▶ [Work to do]
Gather every line below where "JSON" appears.

*** Excerpted records ***

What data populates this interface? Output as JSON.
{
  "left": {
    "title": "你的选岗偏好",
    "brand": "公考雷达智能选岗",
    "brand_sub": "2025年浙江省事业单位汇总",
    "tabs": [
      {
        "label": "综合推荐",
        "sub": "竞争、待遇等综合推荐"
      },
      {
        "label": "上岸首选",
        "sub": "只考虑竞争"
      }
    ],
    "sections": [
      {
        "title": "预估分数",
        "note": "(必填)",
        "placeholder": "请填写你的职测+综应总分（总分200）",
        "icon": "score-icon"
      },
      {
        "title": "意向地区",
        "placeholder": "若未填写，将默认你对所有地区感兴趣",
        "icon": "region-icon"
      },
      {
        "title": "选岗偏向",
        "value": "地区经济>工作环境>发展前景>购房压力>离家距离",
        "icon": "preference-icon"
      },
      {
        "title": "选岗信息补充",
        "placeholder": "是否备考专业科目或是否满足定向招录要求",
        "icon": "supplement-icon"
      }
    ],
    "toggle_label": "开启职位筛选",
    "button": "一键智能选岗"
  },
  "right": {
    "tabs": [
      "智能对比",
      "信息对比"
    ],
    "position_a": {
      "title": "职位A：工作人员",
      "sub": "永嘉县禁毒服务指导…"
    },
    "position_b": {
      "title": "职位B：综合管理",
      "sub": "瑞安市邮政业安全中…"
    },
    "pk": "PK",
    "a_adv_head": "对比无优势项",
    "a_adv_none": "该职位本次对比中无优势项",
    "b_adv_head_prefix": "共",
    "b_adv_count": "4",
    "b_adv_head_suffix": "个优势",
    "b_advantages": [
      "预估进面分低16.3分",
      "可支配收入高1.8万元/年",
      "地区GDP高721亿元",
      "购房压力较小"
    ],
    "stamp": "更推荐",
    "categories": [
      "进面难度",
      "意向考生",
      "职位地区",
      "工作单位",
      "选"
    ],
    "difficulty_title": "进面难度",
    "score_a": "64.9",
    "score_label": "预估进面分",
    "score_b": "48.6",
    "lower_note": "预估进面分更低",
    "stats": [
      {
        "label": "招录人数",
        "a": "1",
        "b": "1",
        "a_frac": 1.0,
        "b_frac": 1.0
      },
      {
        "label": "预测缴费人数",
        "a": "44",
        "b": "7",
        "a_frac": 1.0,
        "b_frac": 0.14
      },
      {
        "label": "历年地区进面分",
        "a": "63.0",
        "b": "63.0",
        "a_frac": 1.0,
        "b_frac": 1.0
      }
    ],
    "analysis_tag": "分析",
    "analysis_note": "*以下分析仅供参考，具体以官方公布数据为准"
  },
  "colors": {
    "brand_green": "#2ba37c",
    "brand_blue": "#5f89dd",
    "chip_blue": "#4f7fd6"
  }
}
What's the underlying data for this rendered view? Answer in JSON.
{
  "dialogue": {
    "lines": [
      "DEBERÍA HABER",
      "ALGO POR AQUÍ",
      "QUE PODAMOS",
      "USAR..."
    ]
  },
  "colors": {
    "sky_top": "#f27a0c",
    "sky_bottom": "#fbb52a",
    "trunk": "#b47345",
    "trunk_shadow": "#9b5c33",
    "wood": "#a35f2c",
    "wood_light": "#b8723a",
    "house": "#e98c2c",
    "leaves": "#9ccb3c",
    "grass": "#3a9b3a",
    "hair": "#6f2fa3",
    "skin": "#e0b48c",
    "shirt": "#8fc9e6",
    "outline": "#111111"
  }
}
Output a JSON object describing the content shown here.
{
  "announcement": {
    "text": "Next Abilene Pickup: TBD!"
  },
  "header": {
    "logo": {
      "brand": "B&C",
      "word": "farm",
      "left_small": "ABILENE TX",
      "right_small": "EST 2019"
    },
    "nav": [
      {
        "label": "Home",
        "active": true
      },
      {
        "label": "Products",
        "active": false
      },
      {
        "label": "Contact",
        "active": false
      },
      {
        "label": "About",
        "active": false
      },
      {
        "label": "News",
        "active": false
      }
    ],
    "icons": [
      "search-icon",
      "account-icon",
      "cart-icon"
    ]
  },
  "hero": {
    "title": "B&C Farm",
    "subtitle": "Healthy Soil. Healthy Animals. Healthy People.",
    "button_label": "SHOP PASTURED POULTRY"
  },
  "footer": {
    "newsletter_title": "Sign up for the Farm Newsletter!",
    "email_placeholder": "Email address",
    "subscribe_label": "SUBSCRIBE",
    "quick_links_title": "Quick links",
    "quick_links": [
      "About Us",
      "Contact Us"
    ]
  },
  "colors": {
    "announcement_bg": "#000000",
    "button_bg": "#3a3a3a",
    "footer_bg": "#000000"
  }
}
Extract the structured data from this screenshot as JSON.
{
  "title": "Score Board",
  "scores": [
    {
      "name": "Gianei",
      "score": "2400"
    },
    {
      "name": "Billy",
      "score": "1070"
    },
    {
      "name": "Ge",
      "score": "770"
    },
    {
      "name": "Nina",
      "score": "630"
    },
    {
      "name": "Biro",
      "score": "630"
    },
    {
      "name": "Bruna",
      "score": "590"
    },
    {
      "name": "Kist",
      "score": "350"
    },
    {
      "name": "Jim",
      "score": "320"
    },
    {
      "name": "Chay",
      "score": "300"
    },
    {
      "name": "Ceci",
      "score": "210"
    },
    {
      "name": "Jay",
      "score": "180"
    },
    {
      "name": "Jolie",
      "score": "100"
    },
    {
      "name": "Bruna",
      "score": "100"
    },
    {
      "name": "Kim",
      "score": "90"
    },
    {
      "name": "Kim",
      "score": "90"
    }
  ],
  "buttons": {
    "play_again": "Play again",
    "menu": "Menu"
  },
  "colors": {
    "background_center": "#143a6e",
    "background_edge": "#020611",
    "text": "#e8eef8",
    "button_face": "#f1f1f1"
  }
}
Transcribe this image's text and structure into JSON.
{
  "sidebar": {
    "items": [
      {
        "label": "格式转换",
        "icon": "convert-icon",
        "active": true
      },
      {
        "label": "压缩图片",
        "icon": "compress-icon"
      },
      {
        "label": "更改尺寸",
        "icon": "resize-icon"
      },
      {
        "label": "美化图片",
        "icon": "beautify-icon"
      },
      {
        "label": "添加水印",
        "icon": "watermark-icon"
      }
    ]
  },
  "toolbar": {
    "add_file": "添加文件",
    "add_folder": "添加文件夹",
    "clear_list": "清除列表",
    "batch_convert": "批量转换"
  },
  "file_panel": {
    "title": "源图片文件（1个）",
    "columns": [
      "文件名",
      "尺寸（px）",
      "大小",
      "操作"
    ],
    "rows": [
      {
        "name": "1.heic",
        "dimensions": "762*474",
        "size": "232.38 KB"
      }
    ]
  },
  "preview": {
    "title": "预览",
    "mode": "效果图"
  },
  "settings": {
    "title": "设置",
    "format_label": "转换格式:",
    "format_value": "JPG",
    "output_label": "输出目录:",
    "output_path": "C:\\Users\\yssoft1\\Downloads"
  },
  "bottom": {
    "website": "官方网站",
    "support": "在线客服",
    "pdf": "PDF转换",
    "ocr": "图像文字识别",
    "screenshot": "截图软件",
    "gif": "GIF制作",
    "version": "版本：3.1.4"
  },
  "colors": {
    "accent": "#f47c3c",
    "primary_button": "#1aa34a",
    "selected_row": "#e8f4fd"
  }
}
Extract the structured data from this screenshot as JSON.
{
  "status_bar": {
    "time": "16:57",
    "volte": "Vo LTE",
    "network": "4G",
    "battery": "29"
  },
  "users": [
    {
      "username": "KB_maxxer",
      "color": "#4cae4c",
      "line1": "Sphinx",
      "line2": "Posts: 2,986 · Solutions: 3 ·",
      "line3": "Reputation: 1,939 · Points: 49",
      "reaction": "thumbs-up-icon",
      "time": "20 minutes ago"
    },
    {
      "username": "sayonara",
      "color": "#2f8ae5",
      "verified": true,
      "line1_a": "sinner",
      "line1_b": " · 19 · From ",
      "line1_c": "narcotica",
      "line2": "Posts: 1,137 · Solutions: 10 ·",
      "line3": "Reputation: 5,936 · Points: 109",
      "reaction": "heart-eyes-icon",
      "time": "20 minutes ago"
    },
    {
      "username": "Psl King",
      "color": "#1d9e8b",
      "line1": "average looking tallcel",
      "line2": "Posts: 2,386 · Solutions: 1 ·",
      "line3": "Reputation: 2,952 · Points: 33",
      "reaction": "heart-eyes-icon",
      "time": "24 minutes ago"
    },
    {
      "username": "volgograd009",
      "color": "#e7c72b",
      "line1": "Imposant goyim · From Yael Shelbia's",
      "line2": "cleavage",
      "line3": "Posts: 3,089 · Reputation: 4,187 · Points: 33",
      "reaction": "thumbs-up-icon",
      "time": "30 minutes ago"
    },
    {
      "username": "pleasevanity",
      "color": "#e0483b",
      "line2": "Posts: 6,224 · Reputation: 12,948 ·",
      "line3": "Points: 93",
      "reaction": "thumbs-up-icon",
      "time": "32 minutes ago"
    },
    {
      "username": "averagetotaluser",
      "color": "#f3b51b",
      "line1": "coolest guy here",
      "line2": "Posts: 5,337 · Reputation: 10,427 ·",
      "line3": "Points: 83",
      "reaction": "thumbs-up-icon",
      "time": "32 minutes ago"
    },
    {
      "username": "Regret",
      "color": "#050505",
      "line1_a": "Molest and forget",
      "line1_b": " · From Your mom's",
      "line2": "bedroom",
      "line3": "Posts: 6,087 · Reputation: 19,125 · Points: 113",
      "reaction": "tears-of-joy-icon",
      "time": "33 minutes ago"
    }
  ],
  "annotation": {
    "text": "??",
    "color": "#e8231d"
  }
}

***

▶ [Reply to the exercise]
What data populates this interface? Output as JSON.
What's the underlying data for this rendered view? Answer in JSON.
Output a JSON object describing the content shown here.
Extract the structured data from this screenshot as JSON.
Transcribe this image's text and structure into JSON.
Extract the structured data from this screenshot as JSON.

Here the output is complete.